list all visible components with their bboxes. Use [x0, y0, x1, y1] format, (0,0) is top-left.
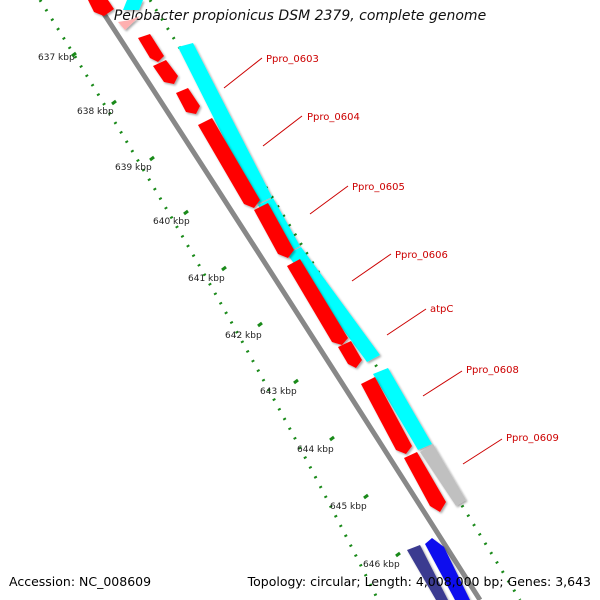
gene-label[interactable]: Ppro_0606: [395, 250, 448, 261]
kbp-label: 643 kbp: [260, 387, 297, 397]
genome-title: Pelobacter propionicus DSM 2379, complet…: [113, 8, 487, 24]
kbp-tick: [395, 551, 401, 558]
orf-segment-4: [373, 368, 432, 450]
cds-segment-0: [118, 16, 140, 30]
kbp-label: 646 kbp: [363, 560, 400, 570]
gene-label-layer: Ppro_0603 Ppro_0604 Ppro_0605 Ppro_0606 atpC…: [223, 54, 559, 465]
cds-segment-3: [176, 88, 200, 114]
gene-leader-line: [462, 438, 503, 465]
gene-label[interactable]: Ppro_0603: [266, 54, 319, 65]
backbone-track: [92, 0, 483, 600]
kbp-tick: [111, 99, 117, 106]
kbp-label: 642 kbp: [225, 331, 262, 341]
gene-leader-line: [351, 253, 392, 282]
cds-segment-1: [138, 34, 164, 62]
genome-summary-text: Topology: circular; Length: 4,008,000 bp…: [247, 574, 591, 589]
gene-label[interactable]: atpC: [430, 304, 453, 315]
kbp-label: 637 kbp: [38, 53, 75, 63]
gene-label[interactable]: Ppro_0608: [466, 365, 519, 376]
cds-segment-5: [254, 203, 294, 258]
kbp-tick: [183, 209, 189, 216]
navy-feature: [407, 545, 448, 600]
blue-feature: [425, 538, 470, 600]
kbp-tick: [221, 265, 227, 272]
orf-segment-3: [287, 247, 380, 362]
gene-leader-line: [223, 57, 263, 89]
kbp-label: 641 kbp: [188, 274, 225, 284]
kbp-tick: [363, 493, 369, 500]
cds-segment-top: [88, 0, 114, 16]
kbp-scale: 637 kbp 638 kbp 639 kbp 640 kbp 641 kbp 642 k…: [38, 51, 401, 570]
gene-label[interactable]: Ppro_0605: [352, 182, 405, 193]
gene-leader-line: [262, 115, 303, 147]
kbp-tick: [293, 378, 299, 385]
cds-segment-9: [404, 452, 446, 512]
kbp-tick: [71, 51, 77, 58]
kbp-label: 639 kbp: [115, 163, 152, 173]
kbp-label: 638 kbp: [77, 107, 114, 117]
kbp-tick: [329, 435, 335, 442]
cds-segment-8: [361, 377, 412, 454]
kbp-label: 644 kbp: [297, 445, 334, 455]
gray-feature: [420, 444, 466, 506]
cds-segment-7: [338, 341, 362, 368]
cds-track: [88, 0, 446, 512]
orf-segment-top: [123, 0, 143, 10]
kbp-tick: [257, 321, 263, 328]
accession-text: Accession: NC_008609: [9, 574, 152, 589]
cds-segment-6: [287, 259, 348, 345]
cds-segment-4: [198, 118, 260, 208]
gene-leader-line: [386, 308, 427, 336]
gene-leader-line: [309, 185, 349, 215]
kbp-label: 645 kbp: [330, 502, 367, 512]
kbp-label: 640 kbp: [153, 217, 190, 227]
gene-label[interactable]: Ppro_0609: [506, 433, 559, 444]
gene-label[interactable]: Ppro_0604: [307, 112, 360, 123]
kbp-tick: [149, 155, 155, 162]
orf-segment-1: [178, 43, 272, 204]
cds-segment-2: [153, 60, 178, 84]
gene-leader-line: [422, 370, 463, 397]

• • • • •

◆ What is expected: Considering only the data above, return the lines in which "leader" occurs.

◆ Your solution:
gene-leader-line: [462, 438, 503, 465]
gene-leader-line: [351, 253, 392, 282]
gene-leader-line: [223, 57, 263, 89]
gene-leader-line: [262, 115, 303, 147]
gene-leader-line: [386, 308, 427, 336]
gene-leader-line: [309, 185, 349, 215]
gene-leader-line: [422, 370, 463, 397]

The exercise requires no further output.